== Task statement ==
Tally the lines holding the word "title" and state the count by itself.
***** Record excerpts *****
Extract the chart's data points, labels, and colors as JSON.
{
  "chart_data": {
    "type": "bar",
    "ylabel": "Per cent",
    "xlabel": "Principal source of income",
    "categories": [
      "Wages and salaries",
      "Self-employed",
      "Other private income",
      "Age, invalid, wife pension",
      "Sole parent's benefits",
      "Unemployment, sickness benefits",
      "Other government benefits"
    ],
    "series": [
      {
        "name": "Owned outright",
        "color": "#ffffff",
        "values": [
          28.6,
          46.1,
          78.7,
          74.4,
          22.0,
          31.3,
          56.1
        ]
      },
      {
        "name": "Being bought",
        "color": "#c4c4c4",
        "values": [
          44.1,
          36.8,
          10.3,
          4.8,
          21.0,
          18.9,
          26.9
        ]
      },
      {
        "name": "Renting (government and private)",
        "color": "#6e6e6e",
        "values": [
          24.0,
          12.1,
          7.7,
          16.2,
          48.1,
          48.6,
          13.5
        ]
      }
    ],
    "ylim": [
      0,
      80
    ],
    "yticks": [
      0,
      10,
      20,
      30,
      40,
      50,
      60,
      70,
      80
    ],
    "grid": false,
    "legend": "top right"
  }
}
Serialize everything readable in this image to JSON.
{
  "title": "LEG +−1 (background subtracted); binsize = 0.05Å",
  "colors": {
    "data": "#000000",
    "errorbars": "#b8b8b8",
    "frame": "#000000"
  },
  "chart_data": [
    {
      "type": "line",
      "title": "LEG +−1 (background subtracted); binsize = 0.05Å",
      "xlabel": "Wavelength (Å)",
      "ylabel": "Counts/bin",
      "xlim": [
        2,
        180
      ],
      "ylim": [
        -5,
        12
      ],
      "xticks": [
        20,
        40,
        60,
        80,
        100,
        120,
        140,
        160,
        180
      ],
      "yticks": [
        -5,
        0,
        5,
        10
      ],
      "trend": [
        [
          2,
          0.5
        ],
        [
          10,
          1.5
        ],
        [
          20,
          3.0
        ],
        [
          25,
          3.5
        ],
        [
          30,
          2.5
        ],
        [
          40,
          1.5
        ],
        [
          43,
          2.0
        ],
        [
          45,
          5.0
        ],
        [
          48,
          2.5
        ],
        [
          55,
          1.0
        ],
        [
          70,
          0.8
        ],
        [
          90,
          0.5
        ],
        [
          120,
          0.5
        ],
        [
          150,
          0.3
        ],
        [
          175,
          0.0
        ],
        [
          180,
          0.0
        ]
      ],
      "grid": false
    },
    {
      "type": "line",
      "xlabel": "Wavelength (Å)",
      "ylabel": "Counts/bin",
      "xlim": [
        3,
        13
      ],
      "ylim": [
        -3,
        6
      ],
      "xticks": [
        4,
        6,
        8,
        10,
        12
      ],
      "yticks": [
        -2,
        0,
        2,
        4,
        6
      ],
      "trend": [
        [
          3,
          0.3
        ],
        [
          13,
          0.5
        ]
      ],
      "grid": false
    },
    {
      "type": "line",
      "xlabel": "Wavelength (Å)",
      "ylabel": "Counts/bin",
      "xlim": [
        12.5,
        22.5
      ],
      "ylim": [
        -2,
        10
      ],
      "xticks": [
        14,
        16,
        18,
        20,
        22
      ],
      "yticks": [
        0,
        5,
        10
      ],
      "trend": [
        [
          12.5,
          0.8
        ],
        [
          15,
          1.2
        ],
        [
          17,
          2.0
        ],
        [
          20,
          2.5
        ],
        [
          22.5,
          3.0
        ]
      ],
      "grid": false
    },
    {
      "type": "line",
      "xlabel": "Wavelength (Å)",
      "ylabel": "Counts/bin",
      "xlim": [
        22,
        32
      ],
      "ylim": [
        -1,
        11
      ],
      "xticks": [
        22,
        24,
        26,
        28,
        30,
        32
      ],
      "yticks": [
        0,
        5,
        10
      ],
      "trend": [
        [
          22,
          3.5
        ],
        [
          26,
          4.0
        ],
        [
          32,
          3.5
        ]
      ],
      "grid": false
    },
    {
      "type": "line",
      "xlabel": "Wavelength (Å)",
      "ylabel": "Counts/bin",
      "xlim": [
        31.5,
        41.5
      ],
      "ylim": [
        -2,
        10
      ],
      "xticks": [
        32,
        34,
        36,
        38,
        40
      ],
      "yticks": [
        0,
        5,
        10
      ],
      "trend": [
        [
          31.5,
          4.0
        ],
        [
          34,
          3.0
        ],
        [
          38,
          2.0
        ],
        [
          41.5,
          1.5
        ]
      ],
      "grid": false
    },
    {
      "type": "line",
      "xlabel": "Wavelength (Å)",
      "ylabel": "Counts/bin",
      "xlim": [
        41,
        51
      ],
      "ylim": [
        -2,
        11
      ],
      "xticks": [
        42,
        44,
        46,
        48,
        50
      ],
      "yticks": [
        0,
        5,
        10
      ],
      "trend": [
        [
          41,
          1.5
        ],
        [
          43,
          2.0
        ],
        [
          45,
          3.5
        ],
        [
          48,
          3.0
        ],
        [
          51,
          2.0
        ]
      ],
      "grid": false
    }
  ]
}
*****
== Solution to this problem ==
2